Go through the entries and say how many lines contain the string "this". The number is the whole answer.
====================
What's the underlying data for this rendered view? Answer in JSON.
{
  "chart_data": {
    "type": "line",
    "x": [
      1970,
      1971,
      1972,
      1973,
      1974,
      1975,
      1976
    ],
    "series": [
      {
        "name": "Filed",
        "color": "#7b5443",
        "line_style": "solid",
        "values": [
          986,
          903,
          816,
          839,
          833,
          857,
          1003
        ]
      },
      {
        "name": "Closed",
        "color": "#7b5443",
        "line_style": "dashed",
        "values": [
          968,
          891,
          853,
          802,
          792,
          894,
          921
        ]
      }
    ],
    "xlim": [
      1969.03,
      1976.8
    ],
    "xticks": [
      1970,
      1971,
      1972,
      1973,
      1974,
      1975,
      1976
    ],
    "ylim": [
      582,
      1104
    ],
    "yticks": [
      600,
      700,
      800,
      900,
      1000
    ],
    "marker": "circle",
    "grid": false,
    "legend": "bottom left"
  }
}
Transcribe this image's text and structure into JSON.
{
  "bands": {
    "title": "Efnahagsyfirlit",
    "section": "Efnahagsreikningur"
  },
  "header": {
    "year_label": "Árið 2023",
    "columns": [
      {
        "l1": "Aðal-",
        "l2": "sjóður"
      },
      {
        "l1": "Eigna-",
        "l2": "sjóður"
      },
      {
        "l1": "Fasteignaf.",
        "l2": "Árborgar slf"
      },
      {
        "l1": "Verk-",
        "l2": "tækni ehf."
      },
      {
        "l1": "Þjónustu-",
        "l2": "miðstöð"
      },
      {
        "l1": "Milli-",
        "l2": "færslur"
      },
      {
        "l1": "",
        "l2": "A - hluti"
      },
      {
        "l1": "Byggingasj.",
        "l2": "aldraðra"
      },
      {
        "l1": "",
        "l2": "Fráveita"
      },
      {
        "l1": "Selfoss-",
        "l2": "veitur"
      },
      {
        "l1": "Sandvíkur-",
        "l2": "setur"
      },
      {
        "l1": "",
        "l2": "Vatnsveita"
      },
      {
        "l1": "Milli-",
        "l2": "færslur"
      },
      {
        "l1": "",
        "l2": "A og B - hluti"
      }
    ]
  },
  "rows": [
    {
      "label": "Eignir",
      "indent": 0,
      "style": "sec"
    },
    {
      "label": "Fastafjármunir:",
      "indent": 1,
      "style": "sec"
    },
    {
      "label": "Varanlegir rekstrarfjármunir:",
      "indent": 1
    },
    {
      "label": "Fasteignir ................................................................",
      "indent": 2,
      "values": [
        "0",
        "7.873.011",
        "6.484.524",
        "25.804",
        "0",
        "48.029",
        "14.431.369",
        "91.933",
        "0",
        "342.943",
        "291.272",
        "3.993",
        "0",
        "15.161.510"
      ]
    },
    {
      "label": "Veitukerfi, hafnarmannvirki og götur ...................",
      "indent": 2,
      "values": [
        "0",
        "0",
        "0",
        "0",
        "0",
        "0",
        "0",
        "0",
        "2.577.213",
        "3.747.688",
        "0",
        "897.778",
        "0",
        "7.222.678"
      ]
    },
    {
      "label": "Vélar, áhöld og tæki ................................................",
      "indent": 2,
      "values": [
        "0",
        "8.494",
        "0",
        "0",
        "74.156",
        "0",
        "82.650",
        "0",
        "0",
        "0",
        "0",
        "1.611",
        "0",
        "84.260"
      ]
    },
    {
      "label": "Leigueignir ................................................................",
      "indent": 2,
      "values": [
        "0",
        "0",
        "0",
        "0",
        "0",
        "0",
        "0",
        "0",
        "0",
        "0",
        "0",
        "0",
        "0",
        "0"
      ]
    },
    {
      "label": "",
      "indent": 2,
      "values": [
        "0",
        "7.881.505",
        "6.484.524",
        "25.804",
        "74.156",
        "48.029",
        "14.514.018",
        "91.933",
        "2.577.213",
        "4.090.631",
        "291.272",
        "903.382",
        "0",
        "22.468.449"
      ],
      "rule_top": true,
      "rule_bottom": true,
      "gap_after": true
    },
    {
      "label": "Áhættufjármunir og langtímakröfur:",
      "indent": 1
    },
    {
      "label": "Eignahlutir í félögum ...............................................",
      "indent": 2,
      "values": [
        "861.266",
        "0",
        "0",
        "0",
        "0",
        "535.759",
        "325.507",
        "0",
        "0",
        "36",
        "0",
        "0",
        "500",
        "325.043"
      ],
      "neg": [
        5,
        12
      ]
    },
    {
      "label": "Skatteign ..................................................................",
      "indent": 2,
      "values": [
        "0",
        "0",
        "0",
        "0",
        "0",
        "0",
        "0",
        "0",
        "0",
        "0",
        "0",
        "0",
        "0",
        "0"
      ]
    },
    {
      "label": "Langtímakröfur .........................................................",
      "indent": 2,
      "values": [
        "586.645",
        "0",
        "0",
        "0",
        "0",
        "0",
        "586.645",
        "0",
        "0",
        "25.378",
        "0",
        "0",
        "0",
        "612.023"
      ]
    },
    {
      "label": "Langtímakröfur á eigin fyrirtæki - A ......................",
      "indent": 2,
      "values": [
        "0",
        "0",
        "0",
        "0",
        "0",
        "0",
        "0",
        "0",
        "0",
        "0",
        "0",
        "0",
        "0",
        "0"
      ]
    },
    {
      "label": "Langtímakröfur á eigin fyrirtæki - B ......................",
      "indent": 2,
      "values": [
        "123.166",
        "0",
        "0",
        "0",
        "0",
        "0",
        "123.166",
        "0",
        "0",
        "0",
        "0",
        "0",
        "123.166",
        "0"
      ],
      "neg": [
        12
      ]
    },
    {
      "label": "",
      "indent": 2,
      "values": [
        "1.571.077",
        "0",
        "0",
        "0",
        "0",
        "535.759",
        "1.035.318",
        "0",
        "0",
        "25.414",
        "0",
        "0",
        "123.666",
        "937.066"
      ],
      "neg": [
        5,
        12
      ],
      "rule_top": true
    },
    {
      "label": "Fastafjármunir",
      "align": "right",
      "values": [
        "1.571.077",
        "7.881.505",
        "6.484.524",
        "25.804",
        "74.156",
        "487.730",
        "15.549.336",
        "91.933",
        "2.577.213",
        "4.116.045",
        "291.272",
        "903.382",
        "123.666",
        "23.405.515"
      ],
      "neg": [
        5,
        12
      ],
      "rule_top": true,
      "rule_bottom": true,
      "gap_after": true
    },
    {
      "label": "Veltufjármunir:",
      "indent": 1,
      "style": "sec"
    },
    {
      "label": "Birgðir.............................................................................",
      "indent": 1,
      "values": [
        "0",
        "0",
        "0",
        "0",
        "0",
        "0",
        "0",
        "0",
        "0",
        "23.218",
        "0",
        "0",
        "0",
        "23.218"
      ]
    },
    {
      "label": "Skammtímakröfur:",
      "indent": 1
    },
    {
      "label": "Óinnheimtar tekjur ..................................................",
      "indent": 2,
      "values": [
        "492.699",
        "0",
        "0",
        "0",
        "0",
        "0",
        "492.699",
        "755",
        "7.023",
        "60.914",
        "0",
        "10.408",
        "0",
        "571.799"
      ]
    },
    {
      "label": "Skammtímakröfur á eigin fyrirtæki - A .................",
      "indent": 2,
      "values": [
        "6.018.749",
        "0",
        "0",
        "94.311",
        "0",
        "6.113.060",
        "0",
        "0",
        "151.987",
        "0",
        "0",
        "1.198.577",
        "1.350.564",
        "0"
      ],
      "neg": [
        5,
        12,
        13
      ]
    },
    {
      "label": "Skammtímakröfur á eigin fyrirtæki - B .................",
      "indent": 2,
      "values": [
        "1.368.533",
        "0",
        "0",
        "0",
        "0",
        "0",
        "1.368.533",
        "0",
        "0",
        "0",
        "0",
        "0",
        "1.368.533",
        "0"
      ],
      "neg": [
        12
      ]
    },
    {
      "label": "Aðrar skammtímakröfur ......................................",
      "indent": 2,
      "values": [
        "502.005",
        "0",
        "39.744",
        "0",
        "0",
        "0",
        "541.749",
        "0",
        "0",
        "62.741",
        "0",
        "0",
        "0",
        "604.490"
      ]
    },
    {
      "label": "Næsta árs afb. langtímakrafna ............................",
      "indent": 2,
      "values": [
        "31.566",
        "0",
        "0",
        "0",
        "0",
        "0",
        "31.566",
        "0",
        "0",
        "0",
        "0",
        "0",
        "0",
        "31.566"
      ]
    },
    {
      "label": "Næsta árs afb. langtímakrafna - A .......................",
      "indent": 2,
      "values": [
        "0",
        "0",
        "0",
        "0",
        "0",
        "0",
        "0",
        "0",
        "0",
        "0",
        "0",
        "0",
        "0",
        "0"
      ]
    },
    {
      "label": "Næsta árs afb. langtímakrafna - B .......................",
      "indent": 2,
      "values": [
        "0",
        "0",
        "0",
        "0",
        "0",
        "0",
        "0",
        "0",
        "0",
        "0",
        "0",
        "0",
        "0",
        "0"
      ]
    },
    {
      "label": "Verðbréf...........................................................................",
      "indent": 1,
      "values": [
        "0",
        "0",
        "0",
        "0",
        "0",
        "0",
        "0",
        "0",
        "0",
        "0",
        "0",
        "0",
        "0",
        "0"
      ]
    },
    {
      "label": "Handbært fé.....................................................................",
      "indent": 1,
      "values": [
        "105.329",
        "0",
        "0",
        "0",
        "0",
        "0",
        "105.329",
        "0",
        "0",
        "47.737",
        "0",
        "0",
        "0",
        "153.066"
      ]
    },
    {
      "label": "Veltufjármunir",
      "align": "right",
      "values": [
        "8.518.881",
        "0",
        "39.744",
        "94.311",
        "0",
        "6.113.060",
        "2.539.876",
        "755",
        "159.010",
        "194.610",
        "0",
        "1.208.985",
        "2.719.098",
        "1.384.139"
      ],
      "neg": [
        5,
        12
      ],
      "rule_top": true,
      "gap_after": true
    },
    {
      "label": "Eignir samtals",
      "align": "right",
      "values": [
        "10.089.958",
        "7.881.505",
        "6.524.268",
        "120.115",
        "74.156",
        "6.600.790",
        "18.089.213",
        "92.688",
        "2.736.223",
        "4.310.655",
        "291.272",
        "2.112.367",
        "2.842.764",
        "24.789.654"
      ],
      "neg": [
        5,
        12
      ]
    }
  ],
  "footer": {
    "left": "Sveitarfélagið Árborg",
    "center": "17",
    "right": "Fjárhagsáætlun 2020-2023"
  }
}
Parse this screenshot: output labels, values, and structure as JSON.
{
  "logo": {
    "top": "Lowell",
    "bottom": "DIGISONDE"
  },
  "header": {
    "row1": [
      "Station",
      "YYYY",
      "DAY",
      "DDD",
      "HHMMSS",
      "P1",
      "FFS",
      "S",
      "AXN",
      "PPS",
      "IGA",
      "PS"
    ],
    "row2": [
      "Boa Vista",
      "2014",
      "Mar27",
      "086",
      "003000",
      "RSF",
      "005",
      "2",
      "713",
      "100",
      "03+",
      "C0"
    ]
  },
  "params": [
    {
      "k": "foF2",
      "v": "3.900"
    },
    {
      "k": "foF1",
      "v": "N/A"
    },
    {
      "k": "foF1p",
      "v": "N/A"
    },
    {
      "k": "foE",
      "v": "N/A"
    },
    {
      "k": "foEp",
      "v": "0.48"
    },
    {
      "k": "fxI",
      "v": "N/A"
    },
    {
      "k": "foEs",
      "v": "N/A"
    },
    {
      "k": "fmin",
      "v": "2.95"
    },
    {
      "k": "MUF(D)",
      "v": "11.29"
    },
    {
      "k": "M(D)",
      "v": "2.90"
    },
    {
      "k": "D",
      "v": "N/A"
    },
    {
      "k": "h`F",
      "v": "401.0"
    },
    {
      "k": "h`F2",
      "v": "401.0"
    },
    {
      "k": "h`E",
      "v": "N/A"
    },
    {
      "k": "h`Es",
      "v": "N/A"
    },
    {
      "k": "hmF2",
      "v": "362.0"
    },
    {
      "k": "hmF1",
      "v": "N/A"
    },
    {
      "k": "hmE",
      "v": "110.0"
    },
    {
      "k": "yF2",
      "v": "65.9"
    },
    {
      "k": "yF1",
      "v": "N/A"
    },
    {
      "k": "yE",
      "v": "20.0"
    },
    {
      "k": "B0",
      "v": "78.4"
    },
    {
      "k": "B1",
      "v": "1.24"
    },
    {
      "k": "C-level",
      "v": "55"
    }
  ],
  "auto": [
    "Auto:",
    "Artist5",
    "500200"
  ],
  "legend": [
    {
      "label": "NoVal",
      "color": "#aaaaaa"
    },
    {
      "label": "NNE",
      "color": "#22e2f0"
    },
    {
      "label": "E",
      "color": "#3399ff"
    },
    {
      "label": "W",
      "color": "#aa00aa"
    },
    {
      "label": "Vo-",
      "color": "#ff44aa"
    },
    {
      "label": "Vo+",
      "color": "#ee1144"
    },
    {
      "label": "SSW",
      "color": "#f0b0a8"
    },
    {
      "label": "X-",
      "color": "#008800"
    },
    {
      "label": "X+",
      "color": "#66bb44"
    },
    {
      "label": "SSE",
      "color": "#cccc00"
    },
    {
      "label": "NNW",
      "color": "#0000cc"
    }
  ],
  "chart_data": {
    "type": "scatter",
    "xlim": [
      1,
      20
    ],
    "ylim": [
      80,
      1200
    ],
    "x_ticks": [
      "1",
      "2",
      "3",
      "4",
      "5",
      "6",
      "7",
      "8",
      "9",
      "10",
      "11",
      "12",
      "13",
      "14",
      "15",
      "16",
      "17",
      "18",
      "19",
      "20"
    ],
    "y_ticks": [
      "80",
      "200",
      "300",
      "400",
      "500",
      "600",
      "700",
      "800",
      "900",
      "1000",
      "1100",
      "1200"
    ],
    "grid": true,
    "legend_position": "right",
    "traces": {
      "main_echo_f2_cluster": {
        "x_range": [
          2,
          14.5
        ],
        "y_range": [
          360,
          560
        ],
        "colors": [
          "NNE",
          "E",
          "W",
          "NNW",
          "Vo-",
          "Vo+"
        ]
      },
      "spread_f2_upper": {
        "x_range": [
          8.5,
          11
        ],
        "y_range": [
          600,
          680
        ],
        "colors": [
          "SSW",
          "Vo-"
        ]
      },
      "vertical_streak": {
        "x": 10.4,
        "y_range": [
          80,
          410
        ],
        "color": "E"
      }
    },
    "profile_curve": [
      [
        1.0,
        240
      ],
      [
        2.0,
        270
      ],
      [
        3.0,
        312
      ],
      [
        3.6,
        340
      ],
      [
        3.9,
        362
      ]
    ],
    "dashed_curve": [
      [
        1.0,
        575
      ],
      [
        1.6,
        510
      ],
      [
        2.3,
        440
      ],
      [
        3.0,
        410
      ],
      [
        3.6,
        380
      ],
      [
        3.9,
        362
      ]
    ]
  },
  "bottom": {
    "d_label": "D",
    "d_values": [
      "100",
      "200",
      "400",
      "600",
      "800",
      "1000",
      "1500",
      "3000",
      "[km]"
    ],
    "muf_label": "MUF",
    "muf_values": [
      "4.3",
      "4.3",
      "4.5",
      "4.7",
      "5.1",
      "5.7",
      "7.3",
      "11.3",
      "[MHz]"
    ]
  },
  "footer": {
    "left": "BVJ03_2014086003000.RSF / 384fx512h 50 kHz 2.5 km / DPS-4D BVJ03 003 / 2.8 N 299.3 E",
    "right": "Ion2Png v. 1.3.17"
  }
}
====================
§ The solution: 3